[Exercise requirements]: Write out exactly the lines from the one containing "Transcribe the text in this document." through the last line of the records below, including both.
========================================
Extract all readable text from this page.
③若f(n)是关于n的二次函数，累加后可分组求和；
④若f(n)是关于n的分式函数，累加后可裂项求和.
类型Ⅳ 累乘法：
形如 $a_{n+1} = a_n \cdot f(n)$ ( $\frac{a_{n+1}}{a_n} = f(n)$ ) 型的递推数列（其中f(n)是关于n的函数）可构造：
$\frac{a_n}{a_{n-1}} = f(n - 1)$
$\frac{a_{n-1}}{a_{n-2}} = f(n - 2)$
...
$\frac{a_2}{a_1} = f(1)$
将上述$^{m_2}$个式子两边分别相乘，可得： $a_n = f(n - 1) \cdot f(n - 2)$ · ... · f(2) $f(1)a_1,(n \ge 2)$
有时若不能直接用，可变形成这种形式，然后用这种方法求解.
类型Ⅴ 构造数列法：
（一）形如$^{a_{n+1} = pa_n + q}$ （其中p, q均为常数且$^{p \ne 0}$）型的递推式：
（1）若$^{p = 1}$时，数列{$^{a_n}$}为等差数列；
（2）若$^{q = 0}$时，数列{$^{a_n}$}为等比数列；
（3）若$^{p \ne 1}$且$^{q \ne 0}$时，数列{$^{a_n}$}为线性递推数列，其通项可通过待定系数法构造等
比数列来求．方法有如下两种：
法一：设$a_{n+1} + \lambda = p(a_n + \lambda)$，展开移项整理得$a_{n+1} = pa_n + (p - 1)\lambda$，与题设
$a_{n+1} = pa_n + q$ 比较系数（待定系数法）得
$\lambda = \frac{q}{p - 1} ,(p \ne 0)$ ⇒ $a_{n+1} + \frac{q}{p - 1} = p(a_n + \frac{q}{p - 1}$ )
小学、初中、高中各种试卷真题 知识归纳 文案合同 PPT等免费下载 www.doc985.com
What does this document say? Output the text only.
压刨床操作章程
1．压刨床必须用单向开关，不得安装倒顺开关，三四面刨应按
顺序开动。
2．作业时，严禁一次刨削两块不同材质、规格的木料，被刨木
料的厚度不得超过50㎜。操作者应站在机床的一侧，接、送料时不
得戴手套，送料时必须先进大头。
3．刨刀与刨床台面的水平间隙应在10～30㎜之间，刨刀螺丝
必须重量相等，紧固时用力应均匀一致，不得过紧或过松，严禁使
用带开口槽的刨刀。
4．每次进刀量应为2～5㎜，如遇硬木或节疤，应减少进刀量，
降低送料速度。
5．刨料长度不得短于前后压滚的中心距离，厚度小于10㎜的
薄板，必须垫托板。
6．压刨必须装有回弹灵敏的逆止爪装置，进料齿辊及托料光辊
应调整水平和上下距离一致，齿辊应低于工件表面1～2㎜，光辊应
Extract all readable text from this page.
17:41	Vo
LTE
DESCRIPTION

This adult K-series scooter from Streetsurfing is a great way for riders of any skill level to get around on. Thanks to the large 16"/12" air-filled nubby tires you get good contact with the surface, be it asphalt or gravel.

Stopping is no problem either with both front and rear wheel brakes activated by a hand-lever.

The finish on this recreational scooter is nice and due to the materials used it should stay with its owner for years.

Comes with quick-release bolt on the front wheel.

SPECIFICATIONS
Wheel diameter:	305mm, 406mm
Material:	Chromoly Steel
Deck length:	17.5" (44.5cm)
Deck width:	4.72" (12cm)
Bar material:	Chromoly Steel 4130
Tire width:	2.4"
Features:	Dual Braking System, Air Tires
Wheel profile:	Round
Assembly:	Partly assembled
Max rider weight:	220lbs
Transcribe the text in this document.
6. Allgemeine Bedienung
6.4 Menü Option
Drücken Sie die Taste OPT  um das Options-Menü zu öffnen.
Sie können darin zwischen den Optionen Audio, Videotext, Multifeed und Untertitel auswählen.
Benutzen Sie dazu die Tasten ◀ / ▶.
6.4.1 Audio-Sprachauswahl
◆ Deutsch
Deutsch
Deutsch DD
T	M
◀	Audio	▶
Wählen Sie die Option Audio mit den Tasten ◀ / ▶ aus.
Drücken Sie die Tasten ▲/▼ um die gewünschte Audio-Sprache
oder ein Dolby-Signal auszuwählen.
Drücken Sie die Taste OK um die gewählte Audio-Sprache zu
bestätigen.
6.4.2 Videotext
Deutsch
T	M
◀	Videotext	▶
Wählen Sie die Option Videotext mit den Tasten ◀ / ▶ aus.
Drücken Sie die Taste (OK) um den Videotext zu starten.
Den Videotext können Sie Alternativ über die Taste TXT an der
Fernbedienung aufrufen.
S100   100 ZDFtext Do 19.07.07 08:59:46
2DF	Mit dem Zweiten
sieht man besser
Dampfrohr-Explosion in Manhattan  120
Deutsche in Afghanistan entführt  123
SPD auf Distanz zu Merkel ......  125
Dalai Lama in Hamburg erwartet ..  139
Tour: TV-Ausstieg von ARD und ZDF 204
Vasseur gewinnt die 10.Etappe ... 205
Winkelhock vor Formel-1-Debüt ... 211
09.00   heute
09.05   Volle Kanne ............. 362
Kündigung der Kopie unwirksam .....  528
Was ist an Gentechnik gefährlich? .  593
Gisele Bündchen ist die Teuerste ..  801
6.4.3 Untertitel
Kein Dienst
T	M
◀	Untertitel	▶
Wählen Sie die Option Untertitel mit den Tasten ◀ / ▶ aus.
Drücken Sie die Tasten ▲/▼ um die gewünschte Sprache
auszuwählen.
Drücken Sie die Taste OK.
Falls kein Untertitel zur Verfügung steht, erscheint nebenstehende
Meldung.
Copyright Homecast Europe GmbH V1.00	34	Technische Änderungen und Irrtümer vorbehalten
========================================
[Right answer]:
Transcribe the text in this document.
6. Allgemeine Bedienung
6.4 Menü Option
Drücken Sie die Taste OPT  um das Options-Menü zu öffnen.
Sie können darin zwischen den Optionen Audio, Videotext, Multifeed und Untertitel auswählen.
Benutzen Sie dazu die Tasten ◀ / ▶.
6.4.1 Audio-Sprachauswahl
◆ Deutsch
Deutsch
Deutsch DD
T	M
◀	Audio	▶
Wählen Sie die Option Audio mit den Tasten ◀ / ▶ aus.
Drücken Sie die Tasten ▲/▼ um die gewünschte Audio-Sprache
oder ein Dolby-Signal auszuwählen.
Drücken Sie die Taste OK um die gewählte Audio-Sprache zu
bestätigen.
6.4.2 Videotext
Deutsch
T	M
◀	Videotext	▶
Wählen Sie die Option Videotext mit den Tasten ◀ / ▶ aus.
Drücken Sie die Taste (OK) um den Videotext zu starten.
Den Videotext können Sie Alternativ über die Taste TXT an der
Fernbedienung aufrufen.
S100   100 ZDFtext Do 19.07.07 08:59:46
2DF	Mit dem Zweiten
sieht man besser
Dampfrohr-Explosion in Manhattan  120
Deutsche in Afghanistan entführt  123
SPD auf Distanz zu Merkel ......  125
Dalai Lama in Hamburg erwartet ..  139
Tour: TV-Ausstieg von ARD und ZDF 204
Vasseur gewinnt die 10.Etappe ... 205
Winkelhock vor Formel-1-Debüt ... 211
09.00   heute
09.05   Volle Kanne ............. 362
Kündigung der Kopie unwirksam .....  528
Was ist an Gentechnik gefährlich? .  593
Gisele Bündchen ist die Teuerste ..  801
6.4.3 Untertitel
Kein Dienst
T	M
◀	Untertitel	▶
Wählen Sie die Option Untertitel mit den Tasten ◀ / ▶ aus.
Drücken Sie die Tasten ▲/▼ um die gewünschte Sprache
auszuwählen.
Drücken Sie die Taste OK.
Falls kein Untertitel zur Verfügung steht, erscheint nebenstehende
Meldung.
Copyright Homecast Europe GmbH V1.00	34	Technische Änderungen und Irrtümer vorbehalten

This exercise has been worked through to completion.